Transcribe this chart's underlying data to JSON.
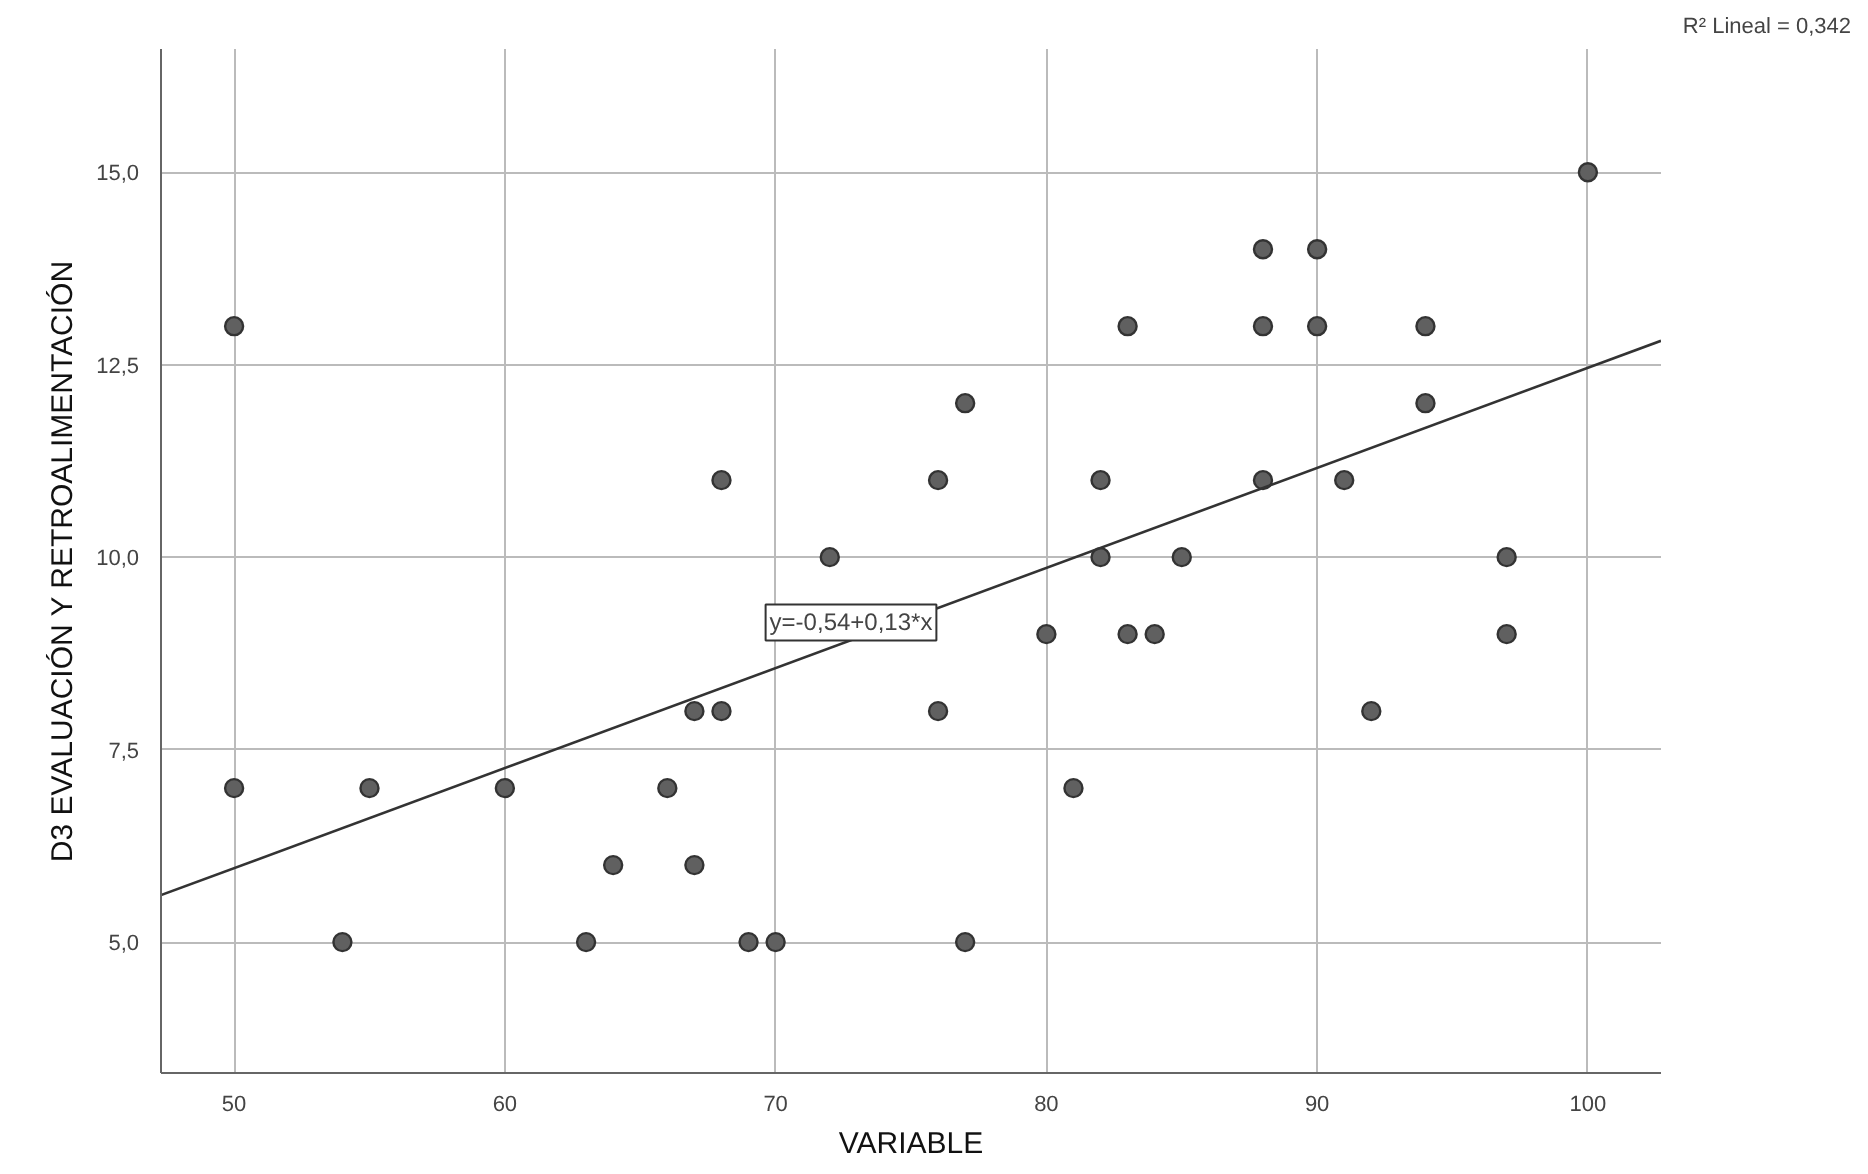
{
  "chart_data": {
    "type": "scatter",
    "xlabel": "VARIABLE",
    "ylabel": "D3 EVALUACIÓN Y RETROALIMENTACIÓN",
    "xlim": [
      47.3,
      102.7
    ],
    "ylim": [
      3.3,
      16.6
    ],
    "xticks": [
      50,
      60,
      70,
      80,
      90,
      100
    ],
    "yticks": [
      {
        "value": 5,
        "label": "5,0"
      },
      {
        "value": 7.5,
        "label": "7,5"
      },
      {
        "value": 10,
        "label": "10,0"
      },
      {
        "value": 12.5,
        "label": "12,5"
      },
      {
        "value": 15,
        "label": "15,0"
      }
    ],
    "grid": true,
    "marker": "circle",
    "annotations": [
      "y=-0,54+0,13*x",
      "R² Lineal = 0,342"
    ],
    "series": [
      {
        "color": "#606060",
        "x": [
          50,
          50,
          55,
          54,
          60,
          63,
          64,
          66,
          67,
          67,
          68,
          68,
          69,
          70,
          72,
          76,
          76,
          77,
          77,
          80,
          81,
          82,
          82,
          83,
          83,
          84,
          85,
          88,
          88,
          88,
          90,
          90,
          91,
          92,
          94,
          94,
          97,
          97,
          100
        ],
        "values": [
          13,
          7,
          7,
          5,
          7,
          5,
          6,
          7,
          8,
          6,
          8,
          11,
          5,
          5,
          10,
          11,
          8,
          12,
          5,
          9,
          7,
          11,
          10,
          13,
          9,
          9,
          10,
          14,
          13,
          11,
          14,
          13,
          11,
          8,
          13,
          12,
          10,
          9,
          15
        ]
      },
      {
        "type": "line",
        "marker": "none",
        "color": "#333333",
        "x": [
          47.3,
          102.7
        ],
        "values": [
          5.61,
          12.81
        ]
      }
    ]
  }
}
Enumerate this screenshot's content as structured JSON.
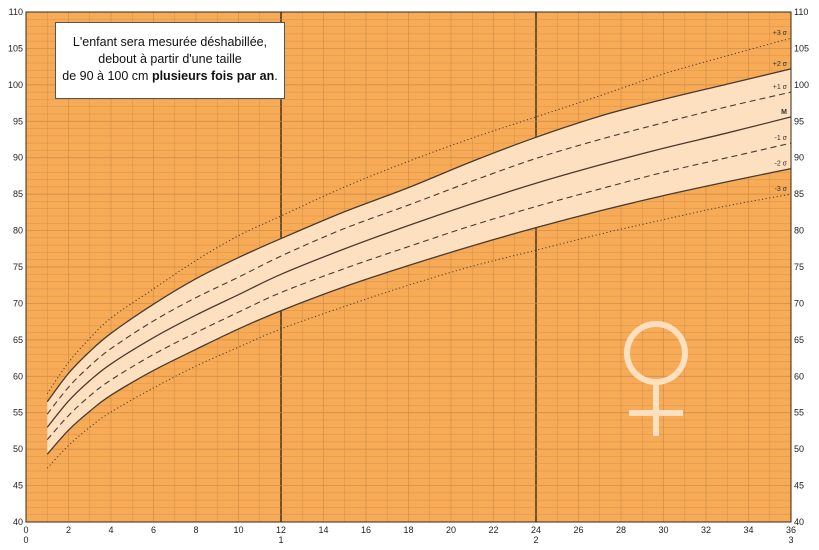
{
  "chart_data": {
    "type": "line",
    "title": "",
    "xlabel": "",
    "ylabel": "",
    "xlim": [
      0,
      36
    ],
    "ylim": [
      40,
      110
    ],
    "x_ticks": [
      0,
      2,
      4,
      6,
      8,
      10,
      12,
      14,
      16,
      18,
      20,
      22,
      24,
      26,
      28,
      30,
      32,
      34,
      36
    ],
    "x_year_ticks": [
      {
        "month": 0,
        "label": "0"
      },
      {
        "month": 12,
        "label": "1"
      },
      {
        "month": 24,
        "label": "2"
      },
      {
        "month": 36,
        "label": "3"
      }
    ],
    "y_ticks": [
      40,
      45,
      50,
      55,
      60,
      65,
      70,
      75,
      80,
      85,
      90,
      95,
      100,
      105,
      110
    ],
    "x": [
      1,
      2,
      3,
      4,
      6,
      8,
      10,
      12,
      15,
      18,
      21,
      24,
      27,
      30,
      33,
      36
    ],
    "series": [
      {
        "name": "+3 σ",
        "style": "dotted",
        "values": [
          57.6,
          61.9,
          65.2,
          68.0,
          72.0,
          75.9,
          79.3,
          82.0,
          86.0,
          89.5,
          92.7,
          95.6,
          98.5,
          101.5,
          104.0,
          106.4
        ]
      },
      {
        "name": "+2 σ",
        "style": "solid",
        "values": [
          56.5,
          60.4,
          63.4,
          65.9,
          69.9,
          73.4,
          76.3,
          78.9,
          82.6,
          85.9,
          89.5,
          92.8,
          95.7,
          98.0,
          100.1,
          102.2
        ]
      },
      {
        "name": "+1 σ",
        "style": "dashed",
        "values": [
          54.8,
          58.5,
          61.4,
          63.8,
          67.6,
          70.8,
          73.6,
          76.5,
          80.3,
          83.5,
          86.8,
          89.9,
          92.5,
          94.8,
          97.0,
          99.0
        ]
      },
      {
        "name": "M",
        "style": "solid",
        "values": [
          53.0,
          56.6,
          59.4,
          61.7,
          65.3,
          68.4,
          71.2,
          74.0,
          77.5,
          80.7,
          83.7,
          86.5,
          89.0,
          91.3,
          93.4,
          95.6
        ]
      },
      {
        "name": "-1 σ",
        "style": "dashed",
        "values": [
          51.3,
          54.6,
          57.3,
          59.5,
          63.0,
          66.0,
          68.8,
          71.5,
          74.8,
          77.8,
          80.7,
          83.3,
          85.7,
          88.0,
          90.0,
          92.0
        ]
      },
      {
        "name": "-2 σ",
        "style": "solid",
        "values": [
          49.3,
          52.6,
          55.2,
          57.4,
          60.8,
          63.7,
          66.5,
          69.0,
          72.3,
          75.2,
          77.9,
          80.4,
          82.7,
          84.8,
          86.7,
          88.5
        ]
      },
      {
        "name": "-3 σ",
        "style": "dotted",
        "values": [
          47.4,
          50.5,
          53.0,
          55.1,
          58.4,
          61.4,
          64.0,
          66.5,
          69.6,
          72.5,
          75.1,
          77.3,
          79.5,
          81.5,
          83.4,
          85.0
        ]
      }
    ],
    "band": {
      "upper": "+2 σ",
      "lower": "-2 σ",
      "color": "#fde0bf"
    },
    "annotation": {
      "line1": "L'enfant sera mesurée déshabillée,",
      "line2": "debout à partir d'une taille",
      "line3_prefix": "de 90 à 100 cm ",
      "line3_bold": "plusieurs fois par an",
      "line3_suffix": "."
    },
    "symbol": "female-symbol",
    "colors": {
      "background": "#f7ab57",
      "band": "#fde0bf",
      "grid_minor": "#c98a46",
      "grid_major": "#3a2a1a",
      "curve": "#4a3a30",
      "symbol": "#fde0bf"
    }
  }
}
::::
### INSTRUCTIONS TO FOLLOW:
Show the lines that mention the word "this".

### TASK SOLUTION:
Transcribe this chart's underlying data to JSON.
Enumerate this screenshot's content as structured JSON.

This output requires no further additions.